START Data for this task

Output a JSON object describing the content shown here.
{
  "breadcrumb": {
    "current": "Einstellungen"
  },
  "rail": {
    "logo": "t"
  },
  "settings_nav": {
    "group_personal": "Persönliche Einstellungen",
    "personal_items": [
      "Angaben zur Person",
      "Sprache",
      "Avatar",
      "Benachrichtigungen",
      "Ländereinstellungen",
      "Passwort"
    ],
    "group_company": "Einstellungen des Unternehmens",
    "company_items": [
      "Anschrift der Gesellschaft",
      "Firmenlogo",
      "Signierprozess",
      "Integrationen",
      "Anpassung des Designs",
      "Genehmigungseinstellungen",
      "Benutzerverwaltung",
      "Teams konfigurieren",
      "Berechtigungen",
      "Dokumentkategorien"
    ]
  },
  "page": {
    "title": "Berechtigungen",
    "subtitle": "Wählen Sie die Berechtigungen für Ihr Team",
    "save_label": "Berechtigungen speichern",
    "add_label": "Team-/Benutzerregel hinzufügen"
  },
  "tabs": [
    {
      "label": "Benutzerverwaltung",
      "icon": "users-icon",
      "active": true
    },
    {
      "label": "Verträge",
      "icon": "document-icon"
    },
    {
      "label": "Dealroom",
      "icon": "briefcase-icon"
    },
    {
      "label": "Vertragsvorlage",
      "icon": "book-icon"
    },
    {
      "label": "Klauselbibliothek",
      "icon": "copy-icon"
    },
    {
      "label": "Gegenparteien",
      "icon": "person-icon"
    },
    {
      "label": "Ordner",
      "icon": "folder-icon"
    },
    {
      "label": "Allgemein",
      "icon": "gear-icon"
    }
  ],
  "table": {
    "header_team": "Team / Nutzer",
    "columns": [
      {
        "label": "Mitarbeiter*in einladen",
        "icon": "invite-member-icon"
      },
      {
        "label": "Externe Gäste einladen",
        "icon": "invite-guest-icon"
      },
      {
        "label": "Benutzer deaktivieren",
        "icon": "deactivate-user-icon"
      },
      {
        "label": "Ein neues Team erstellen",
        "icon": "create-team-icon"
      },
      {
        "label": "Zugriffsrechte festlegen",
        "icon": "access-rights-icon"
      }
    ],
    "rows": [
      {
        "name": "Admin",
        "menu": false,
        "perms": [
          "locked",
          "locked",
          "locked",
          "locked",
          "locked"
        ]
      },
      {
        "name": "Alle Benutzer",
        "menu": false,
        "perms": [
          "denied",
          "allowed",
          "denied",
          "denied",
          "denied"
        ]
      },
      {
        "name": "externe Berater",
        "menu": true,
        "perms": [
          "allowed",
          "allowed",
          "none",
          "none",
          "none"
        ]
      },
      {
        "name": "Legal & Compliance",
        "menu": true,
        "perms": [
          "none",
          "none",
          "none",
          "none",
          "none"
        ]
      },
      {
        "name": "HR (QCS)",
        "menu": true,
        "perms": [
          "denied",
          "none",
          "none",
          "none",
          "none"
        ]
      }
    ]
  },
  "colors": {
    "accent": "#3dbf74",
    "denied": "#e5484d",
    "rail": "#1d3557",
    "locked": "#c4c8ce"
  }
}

END Data for this task

• Written request: Repeat the material above in full, keeping every word.

• Solution to this problem:
Output a JSON object describing the content shown here.
{
  "breadcrumb": {
    "current": "Einstellungen"
  },
  "rail": {
    "logo": "t"
  },
  "settings_nav": {
    "group_personal": "Persönliche Einstellungen",
    "personal_items": [
      "Angaben zur Person",
      "Sprache",
      "Avatar",
      "Benachrichtigungen",
      "Ländereinstellungen",
      "Passwort"
    ],
    "group_company": "Einstellungen des Unternehmens",
    "company_items": [
      "Anschrift der Gesellschaft",
      "Firmenlogo",
      "Signierprozess",
      "Integrationen",
      "Anpassung des Designs",
      "Genehmigungseinstellungen",
      "Benutzerverwaltung",
      "Teams konfigurieren",
      "Berechtigungen",
      "Dokumentkategorien"
    ]
  },
  "page": {
    "title": "Berechtigungen",
    "subtitle": "Wählen Sie die Berechtigungen für Ihr Team",
    "save_label": "Berechtigungen speichern",
    "add_label": "Team-/Benutzerregel hinzufügen"
  },
  "tabs": [
    {
      "label": "Benutzerverwaltung",
      "icon": "users-icon",
      "active": true
    },
    {
      "label": "Verträge",
      "icon": "document-icon"
    },
    {
      "label": "Dealroom",
      "icon": "briefcase-icon"
    },
    {
      "label": "Vertragsvorlage",
      "icon": "book-icon"
    },
    {
      "label": "Klauselbibliothek",
      "icon": "copy-icon"
    },
    {
      "label": "Gegenparteien",
      "icon": "person-icon"
    },
    {
      "label": "Ordner",
      "icon": "folder-icon"
    },
    {
      "label": "Allgemein",
      "icon": "gear-icon"
    }
  ],
  "table": {
    "header_team": "Team / Nutzer",
    "columns": [
      {
        "label": "Mitarbeiter*in einladen",
        "icon": "invite-member-icon"
      },
      {
        "label": "Externe Gäste einladen",
        "icon": "invite-guest-icon"
      },
      {
        "label": "Benutzer deaktivieren",
        "icon": "deactivate-user-icon"
      },
      {
        "label": "Ein neues Team erstellen",
        "icon": "create-team-icon"
      },
      {
        "label": "Zugriffsrechte festlegen",
        "icon": "access-rights-icon"
      }
    ],
    "rows": [
      {
        "name": "Admin",
        "menu": false,
        "perms": [
          "locked",
          "locked",
          "locked",
          "locked",
          "locked"
        ]
      },
      {
        "name": "Alle Benutzer",
        "menu": false,
        "perms": [
          "denied",
          "allowed",
          "denied",
          "denied",
          "denied"
        ]
      },
      {
        "name": "externe Berater",
        "menu": true,
        "perms": [
          "allowed",
          "allowed",
          "none",
          "none",
          "none"
        ]
      },
      {
        "name": "Legal & Compliance",
        "menu": true,
        "perms": [
          "none",
          "none",
          "none",
          "none",
          "none"
        ]
      },
      {
        "name": "HR (QCS)",
        "menu": true,
        "perms": [
          "denied",
          "none",
          "none",
          "none",
          "none"
        ]
      }
    ]
  },
  "colors": {
    "accent": "#3dbf74",
    "denied": "#e5484d",
    "rail": "#1d3557",
    "locked": "#c4c8ce"
  }
}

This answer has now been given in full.